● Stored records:
______________________________
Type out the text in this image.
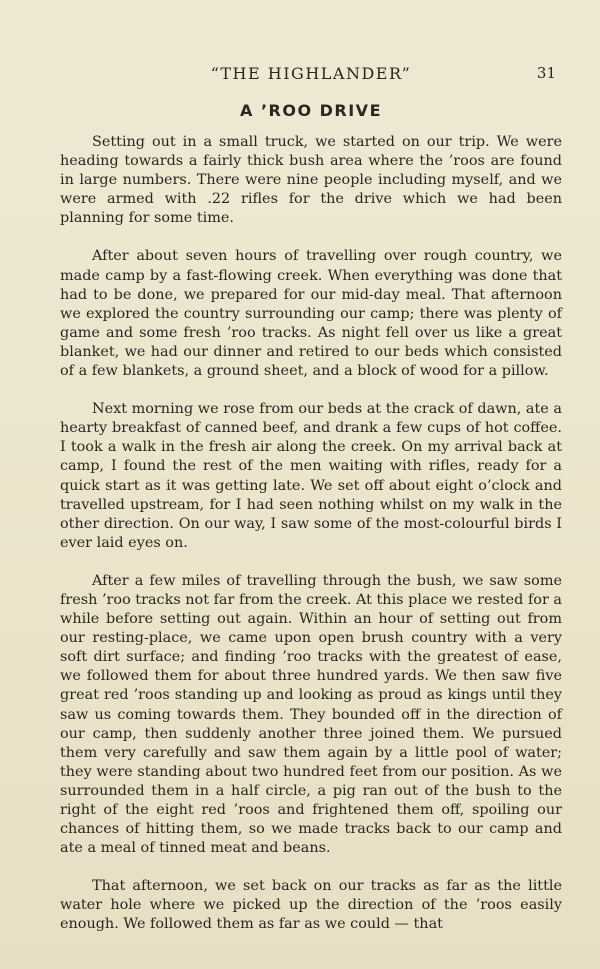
“THE HIGHLANDER”	31
A ’ROO DRIVE

Setting out in a small truck, we started on our trip. We were heading towards a fairly thick bush area where the ’roos are found in large numbers. There were nine people including myself, and we were armed with .22 rifles for the drive which we had been planning for some time.

After about seven hours of travelling over rough country, we made camp by a fast-flowing creek. When everything was done that had to be done, we prepared for our mid-day meal. That afternoon we explored the country surrounding our camp; there was plenty of game and some fresh ’roo tracks. As night fell over us like a great blanket, we had our dinner and retired to our beds which consisted of a few blankets, a ground sheet, and a block of wood for a pillow.

Next morning we rose from our beds at the crack of dawn, ate a hearty breakfast of canned beef, and drank a few cups of hot coffee. I took a walk in the fresh air along the creek. On my arrival back at camp, I found the rest of the men waiting with rifles, ready for a quick start as it was getting late. We set off about eight o’clock and travelled upstream, for I had seen nothing whilst on my walk in the other direction. On our way, I saw some of the most-colourful birds I ever laid eyes on.

After a few miles of travelling through the bush, we saw some fresh ’roo tracks not far from the creek. At this place we rested for a while before setting out again. Within an hour of setting out from our resting-place, we came upon open brush country with a very soft dirt surface; and finding ’roo tracks with the greatest of ease, we followed them for about three hundred yards. We then saw five great red ’roos standing up and looking as proud as kings until they saw us coming towards them. They bounded off in the direction of our camp, then suddenly another three joined them. We pursued them very carefully and saw them again by a little pool of water; they were standing about two hundred feet from our position. As we surrounded them in a half circle, a pig ran out of the bush to the right of the eight red ’roos and frightened them off, spoiling our chances of hitting them, so we made tracks back to our camp and ate a meal of tinned meat and beans.

That afternoon, we set back on our tracks as far as the little water hole where we picked up the direction of the ’roos easily enough. We followed them as far as we could — that
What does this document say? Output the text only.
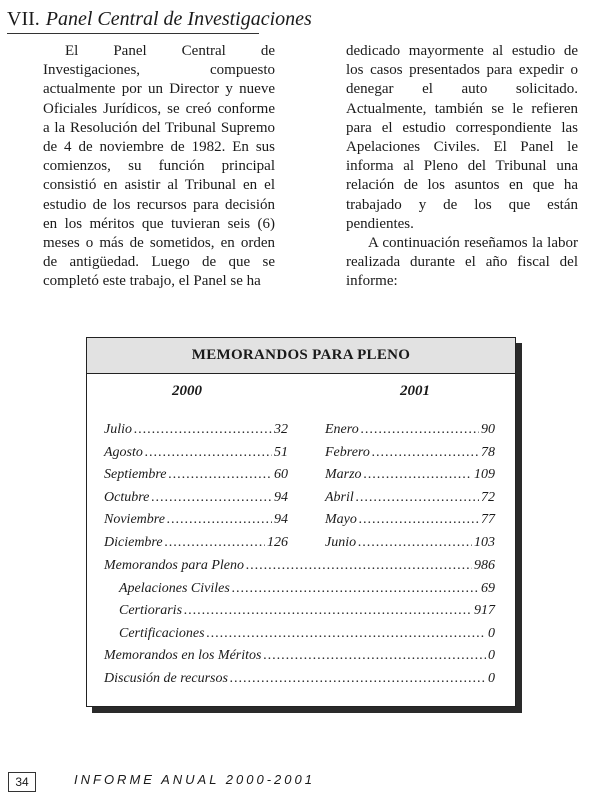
VII. Panel Central de Investigaciones

El Panel Central de Investigaciones, compuesto actualmente por un Director y nueve Oficiales Jurídicos, se creó conforme a la Resolución del Tribunal Supremo de 4 de noviembre de 1982. En sus comienzos, su función principal consistió en asistir al Tribunal en el estudio de los recursos para decisión en los méritos que tuvieran seis (6) meses o más de sometidos, en orden de antigüedad. Luego de que se completó este trabajo, el Panel se ha

dedicado mayormente al estudio de los casos presentados para expedir o denegar el auto solicitado. Actualmente, también se le refieren para el estudio correspondiente las Apelaciones Civiles. El Panel le informa al Pleno del Tribunal una relación de los asuntos en que ha trabajado y de los que están pendientes.

A continuación reseñamos la labor realizada durante el año fiscal del informe:

MEMORANDOS PARA PLENO
2000	2001
Julio .....	32
Agosto .....	51
Septiembre .....	60
Octubre .....	94
Noviembre .....	94
Diciembre .....	126
Enero .....	90
Febrero .....	78
Marzo .....	109
Abril .....	72
Mayo .....	77
Junio .....	103
Memorandos para Pleno .....	986
Apelaciones Civiles .....	69
Certioraris .....	917
Certificaciones .....	0
Memorandos en los Méritos .....	0
Discusión de recursos .....	0
34	INFORME ANUAL 2000-2001
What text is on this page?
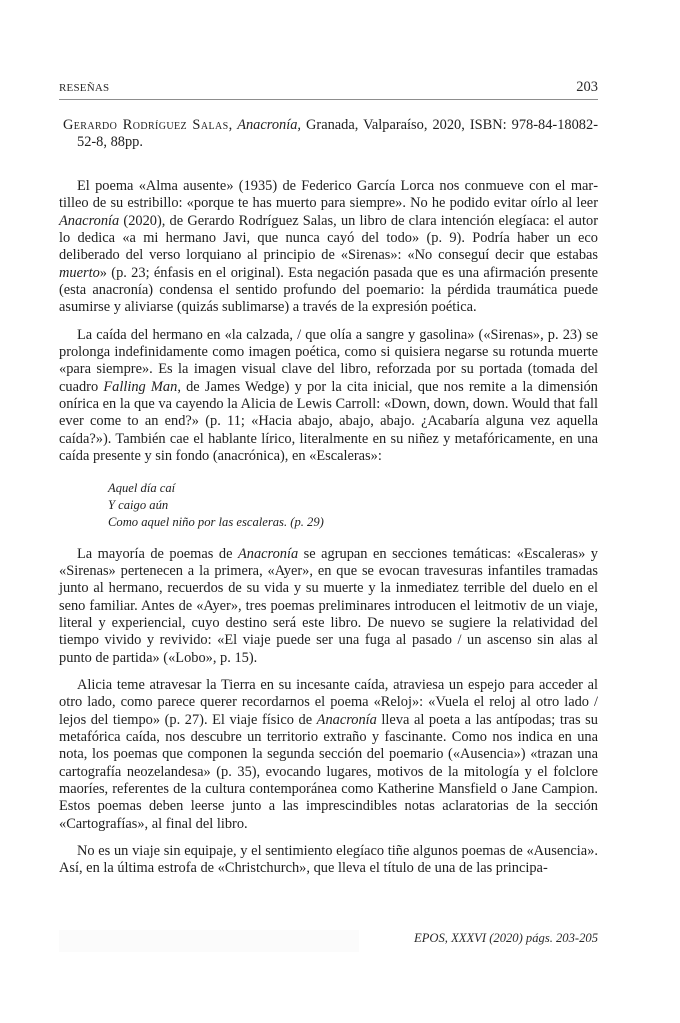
RESEÑAS	203
Gerardo Rodríguez Salas, Anacronía, Granada, Valparaíso, 2020, ISBN: 978-84-18082-52-8, 88pp.

El poema «Alma ausente» (1935) de Federico García Lorca nos conmueve con el martilleo de su estribillo: «porque te has muerto para siempre». No he podido evitar oírlo al leer Anacronía (2020), de Gerardo Rodríguez Salas, un libro de clara intención elegíaca: el autor lo dedica «a mi hermano Javi, que nunca cayó del todo» (p. 9). Podría haber un eco deliberado del verso lorquiano al principio de «Sirenas»: «No conseguí decir que estabas muerto» (p. 23; énfasis en el original). Esta negación pasada que es una afirmación presente (esta anacronía) condensa el sentido profundo del poemario: la pérdida traumática puede asumirse y aliviarse (quizás sublimarse) a través de la expresión poética.

La caída del hermano en «la calzada, / que olía a sangre y gasolina» («Sirenas», p. 23) se prolonga indefinidamente como imagen poética, como si quisiera negarse su rotunda muerte «para siempre». Es la imagen visual clave del libro, reforzada por su portada (tomada del cuadro Falling Man, de James Wedge) y por la cita inicial, que nos remite a la dimensión onírica en la que va cayendo la Alicia de Lewis Carroll: «Down, down, down. Would that fall ever come to an end?» (p. 11; «Hacia abajo, abajo, abajo. ¿Acabaría alguna vez aquella caída?»). También cae el hablante lírico, literalmente en su niñez y metafóricamente, en una caída presente y sin fondo (anacrónica), en «Escaleras»:

Aquel día caí
Y caigo aún
Como aquel niño por las escaleras. (p. 29)

La mayoría de poemas de Anacronía se agrupan en secciones temáticas: «Escaleras» y «Sirenas» pertenecen a la primera, «Ayer», en que se evocan travesuras infantiles tramadas junto al hermano, recuerdos de su vida y su muerte y la inmediatez terrible del duelo en el seno familiar. Antes de «Ayer», tres poemas preliminares introducen el leitmotiv de un viaje, literal y experiencial, cuyo destino será este libro. De nuevo se sugiere la relatividad del tiempo vivido y revivido: «El viaje puede ser una fuga al pasado / un ascenso sin alas al punto de partida» («Lobo», p. 15).

Alicia teme atravesar la Tierra en su incesante caída, atraviesa un espejo para acceder al otro lado, como parece querer recordarnos el poema «Reloj»: «Vuela el reloj al otro lado / lejos del tiempo» (p. 27). El viaje físico de Anacronía lleva al poeta a las antípodas; tras su metafórica caída, nos descubre un territorio extraño y fascinante. Como nos indica en una nota, los poemas que componen la segunda sección del poemario («Ausencia») «trazan una cartografía neozelandesa» (p. 35), evocando lugares, motivos de la mitología y el folclore maoríes, referentes de la cultura contemporánea como Katherine Mansfield o Jane Campion. Estos poemas deben leerse junto a las imprescindibles notas aclaratorias de la sección «Cartografías», al final del libro.

No es un viaje sin equipaje, y el sentimiento elegíaco tiñe algunos poemas de «Ausencia». Así, en la última estrofa de «Christchurch», que lleva el título de una de las principa-

EPOS, XXXVI (2020) págs. 203-205
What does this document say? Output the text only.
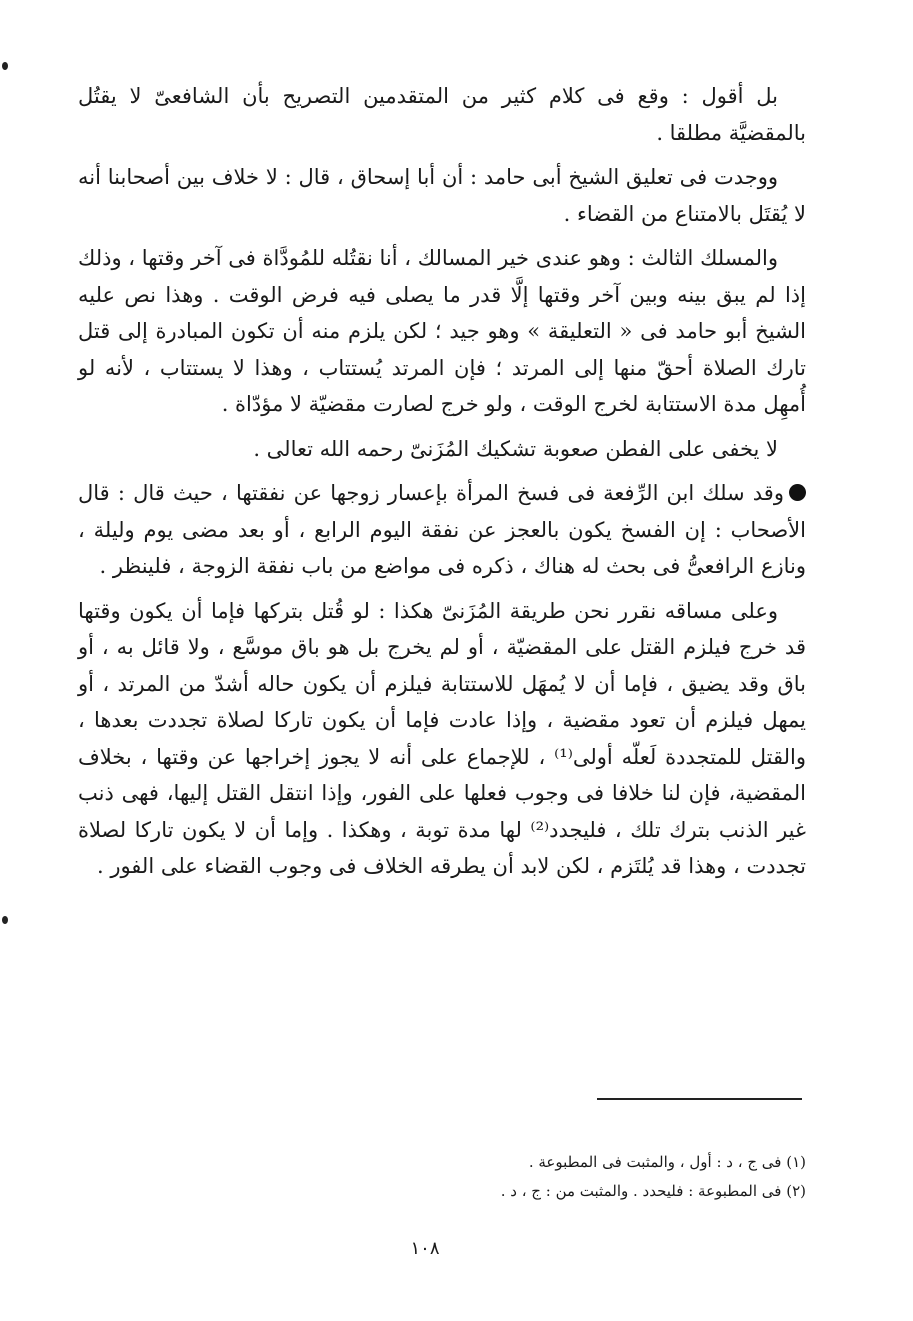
بل أقول : وقع فى كلام كثير من المتقدمين التصريح بأن الشافعىّ لا يقتُل بالمقضيَّة مطلقا .

ووجدت فى تعليق الشيخ أبى حامد : أن أبا إسحاق ، قال : لا خلاف بين أصحابنا أنه لا يُقتَل بالامتناع من القضاء .

والمسلك الثالث : وهو عندى خير المسالك ، أنا نقتُله للمُودَّاة فى آخر وقتها ، وذلك إذا لم يبق بينه وبين آخر وقتها إلَّا قدر ما يصلى فيه فرض الوقت . وهذا نص عليه الشيخ أبو حامد فى « التعليقة » وهو جيد ؛ لكن يلزم منه أن تكون المبادرة إلى قتل تارك الصلاة أحقّ منها إلى المرتد ؛ فإن المرتد يُستتاب ، وهذا لا يستتاب ، لأنه لو أُمهِل مدة الاستتابة لخرج الوقت ، ولو خرج لصارت مقضيّة لا مؤدّاة .

لا يخفى على الفطن صعوبة تشكيك المُزَنىّ رحمه الله تعالى .

وقد سلك ابن الرِّفعة فى فسخ المرأة بإعسار زوجها عن نفقتها ، حيث قال : قال الأصحاب : إن الفسخ يكون بالعجز عن نفقة اليوم الرابع ، أو بعد مضى يوم وليلة ، ونازع الرافعىُّ فى بحث له هناك ، ذكره فى مواضع من باب نفقة الزوجة ، فلينظر .

وعلى مساقه نقرر نحن طريقة المُزَنىّ هكذا : لو قُتل بتركها فإما أن يكون وقتها قد خرج فيلزم القتل على المقضيّة ، أو لم يخرج بل هو باق موسَّع ، ولا قائل به ، أو باق وقد يضيق ، فإما أن لا يُمهَل للاستتابة فيلزم أن يكون حاله أشدّ من المرتد ، أو يمهل فيلزم أن تعود مقضية ، وإذا عادت فإما أن يكون تاركا لصلاة تجددت بعدها ، والقتل للمتجددة لَعلّه أولى⁽¹⁾ ، للإجماع على أنه لا يجوز إخراجها عن وقتها ، بخلاف المقضية، فإن لنا خلافا فى وجوب فعلها على الفور، وإذا انتقل القتل إليها، فهى ذنب غير الذنب بترك تلك ، فليجدد⁽²⁾ لها مدة توبة ، وهكذا . وإما أن لا يكون تاركا لصلاة تجددت ، وهذا قد يُلتَزم ، لكن لابد أن يطرقه الخلاف فى وجوب القضاء على الفور .

(١) فى ج ، د : أول ، والمثبت فى المطبوعة .

(٢) فى المطبوعة : فليحدد . والمثبت من : ج ، د .

١٠٨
______________________________
● Prompt: Return all lines containing the word "great".

● Task solution:
After about seven hours of travelling over rough country, we made camp by a fast-flowing creek. When everything was done that had to be done, we prepared for our mid-day meal. That afternoon we explored the country surrounding our camp; there was plenty of game and some fresh ’roo tracks. As night fell over us like a great blanket, we had our dinner and retired to our beds which consisted of a few blankets, a ground sheet, and a block of wood for a pillow.
After a few miles of travelling through the bush, we saw some fresh ’roo tracks not far from the creek. At this place we rested for a while before setting out again. Within an hour of setting out from our resting-place, we came upon open brush country with a very soft dirt surface; and finding ’roo tracks with the greatest of ease, we followed them for about three hundred yards. We then saw five great red ’roos standing up and looking as proud as kings until they saw us coming towards them. They bounded off in the direction of our camp, then suddenly another three joined them. We pursued them very carefully and saw them again by a little pool of water; they were standing about two hundred feet from our position. As we surrounded them in a half circle, a pig ran out of the bush to the right of the eight red ’roos and frightened them off, spoiling our chances of hitting them, so we made tracks back to our camp and ate a meal of tinned meat and beans.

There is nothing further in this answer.